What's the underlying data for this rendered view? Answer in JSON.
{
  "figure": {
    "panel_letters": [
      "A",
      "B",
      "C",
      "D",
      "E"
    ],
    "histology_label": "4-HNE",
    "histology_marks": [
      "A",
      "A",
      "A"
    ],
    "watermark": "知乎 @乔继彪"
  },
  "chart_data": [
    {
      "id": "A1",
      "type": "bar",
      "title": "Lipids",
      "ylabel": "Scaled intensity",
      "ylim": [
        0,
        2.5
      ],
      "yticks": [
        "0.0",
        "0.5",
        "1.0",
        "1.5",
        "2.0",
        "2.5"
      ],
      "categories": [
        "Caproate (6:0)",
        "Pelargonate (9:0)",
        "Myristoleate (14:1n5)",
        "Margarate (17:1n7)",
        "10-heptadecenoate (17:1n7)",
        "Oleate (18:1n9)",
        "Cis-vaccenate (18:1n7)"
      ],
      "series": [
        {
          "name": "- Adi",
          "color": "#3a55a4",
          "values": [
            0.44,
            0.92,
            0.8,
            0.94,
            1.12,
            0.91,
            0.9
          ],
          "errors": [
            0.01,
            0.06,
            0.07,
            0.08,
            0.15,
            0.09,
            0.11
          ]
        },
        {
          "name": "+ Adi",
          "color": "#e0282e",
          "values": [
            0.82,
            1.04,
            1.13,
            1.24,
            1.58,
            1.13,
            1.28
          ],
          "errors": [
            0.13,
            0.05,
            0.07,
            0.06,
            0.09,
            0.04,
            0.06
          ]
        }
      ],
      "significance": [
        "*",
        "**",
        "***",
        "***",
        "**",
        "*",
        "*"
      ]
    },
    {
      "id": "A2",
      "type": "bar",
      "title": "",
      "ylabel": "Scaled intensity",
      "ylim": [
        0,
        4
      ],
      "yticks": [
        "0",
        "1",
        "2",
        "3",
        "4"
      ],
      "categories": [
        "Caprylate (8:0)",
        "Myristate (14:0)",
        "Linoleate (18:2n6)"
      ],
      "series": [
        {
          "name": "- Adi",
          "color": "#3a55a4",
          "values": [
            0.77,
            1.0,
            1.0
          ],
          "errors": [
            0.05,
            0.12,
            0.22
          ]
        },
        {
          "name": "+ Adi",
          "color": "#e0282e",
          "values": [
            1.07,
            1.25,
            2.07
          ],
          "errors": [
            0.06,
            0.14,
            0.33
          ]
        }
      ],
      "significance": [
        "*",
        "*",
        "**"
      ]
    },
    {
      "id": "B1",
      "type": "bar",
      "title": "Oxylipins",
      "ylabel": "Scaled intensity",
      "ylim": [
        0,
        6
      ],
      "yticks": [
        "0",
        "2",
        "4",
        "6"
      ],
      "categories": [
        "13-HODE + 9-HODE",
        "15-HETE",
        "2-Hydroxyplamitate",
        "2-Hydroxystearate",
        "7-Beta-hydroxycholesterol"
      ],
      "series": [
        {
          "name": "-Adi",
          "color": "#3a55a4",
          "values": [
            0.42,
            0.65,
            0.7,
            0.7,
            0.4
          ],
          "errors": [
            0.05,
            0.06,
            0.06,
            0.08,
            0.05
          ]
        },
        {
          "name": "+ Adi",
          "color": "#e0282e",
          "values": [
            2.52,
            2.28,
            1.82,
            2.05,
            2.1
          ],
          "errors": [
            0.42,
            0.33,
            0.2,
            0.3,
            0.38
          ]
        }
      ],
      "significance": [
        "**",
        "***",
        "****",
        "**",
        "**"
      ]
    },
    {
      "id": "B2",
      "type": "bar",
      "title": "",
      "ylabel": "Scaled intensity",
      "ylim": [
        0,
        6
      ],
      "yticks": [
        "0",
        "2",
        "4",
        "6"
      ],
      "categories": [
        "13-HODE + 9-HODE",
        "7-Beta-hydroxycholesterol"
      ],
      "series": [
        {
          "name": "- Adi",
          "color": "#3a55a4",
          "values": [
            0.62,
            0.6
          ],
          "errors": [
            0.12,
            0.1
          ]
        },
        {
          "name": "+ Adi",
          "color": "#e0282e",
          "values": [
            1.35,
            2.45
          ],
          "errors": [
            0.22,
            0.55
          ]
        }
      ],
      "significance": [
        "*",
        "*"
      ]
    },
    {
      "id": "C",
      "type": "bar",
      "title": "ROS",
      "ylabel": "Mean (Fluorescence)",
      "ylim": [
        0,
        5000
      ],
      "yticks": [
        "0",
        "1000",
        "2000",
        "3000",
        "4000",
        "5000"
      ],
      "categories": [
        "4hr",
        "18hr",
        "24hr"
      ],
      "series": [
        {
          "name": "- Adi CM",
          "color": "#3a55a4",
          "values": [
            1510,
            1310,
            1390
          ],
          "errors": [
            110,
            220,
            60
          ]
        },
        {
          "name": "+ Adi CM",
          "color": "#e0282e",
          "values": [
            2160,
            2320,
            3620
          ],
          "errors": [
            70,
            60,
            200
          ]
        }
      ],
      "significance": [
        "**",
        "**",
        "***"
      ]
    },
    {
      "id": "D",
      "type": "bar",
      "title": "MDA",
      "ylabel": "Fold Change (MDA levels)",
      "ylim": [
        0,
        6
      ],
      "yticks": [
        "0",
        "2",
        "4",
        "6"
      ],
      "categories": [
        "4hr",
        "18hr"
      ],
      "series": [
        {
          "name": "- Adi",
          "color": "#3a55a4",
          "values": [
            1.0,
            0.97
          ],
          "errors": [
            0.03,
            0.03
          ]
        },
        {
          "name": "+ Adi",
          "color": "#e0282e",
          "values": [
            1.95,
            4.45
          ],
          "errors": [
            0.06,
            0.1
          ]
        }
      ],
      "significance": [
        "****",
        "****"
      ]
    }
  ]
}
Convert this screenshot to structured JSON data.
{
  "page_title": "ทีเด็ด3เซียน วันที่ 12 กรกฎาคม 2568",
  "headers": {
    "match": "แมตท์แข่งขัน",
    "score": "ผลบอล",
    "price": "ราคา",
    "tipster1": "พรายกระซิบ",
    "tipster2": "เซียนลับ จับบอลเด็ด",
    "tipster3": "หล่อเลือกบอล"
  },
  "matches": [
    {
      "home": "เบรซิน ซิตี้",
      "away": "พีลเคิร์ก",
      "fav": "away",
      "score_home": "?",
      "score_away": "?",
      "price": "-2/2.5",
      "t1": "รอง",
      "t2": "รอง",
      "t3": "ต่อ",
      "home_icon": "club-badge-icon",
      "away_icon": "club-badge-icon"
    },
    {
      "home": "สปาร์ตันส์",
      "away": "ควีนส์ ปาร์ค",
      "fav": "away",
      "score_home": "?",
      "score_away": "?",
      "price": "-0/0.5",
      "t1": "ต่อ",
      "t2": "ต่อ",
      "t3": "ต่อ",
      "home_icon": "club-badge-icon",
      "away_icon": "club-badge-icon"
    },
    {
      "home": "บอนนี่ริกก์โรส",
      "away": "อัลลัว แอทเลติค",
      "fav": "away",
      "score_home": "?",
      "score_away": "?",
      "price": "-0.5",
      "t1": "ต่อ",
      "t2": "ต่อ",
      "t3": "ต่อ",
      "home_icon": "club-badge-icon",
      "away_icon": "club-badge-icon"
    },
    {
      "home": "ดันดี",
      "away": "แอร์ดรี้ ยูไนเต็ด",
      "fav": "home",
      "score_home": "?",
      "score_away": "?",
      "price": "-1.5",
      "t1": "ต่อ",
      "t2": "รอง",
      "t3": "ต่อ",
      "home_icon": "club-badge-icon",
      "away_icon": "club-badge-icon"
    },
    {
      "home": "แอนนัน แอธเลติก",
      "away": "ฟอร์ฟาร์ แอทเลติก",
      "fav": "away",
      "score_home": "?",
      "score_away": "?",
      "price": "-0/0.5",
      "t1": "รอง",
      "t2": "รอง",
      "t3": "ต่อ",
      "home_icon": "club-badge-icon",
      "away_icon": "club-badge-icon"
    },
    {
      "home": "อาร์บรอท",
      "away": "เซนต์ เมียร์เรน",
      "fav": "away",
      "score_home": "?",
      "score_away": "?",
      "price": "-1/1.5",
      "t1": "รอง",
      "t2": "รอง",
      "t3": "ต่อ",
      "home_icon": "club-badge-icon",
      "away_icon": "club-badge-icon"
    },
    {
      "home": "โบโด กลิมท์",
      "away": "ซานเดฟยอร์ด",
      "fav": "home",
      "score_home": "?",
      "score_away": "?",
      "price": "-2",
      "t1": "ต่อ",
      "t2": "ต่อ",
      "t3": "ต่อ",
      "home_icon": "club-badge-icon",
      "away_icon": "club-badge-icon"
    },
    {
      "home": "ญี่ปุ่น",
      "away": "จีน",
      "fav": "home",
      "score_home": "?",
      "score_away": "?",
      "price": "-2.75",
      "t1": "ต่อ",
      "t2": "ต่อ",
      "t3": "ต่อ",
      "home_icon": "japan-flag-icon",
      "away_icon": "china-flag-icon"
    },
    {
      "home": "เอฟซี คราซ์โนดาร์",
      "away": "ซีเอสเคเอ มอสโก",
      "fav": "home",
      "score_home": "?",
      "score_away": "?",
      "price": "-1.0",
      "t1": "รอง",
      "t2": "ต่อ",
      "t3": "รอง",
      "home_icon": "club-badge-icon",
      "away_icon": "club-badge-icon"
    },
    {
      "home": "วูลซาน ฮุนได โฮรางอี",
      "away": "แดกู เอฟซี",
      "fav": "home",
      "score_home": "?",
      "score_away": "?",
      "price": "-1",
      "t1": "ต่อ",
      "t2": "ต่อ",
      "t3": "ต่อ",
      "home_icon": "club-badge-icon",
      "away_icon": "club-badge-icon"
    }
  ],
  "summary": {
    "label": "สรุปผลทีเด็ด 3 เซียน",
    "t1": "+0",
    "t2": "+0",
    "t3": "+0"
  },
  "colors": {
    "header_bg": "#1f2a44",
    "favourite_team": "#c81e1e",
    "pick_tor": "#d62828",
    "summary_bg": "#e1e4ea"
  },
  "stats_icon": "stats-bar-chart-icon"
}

--

Where a line in the material above holds "แอทเลต", copy that line.

      "away": "อัลลัว แอทเลติค",
      "away": "ฟอร์ฟาร์ แอทเลติก",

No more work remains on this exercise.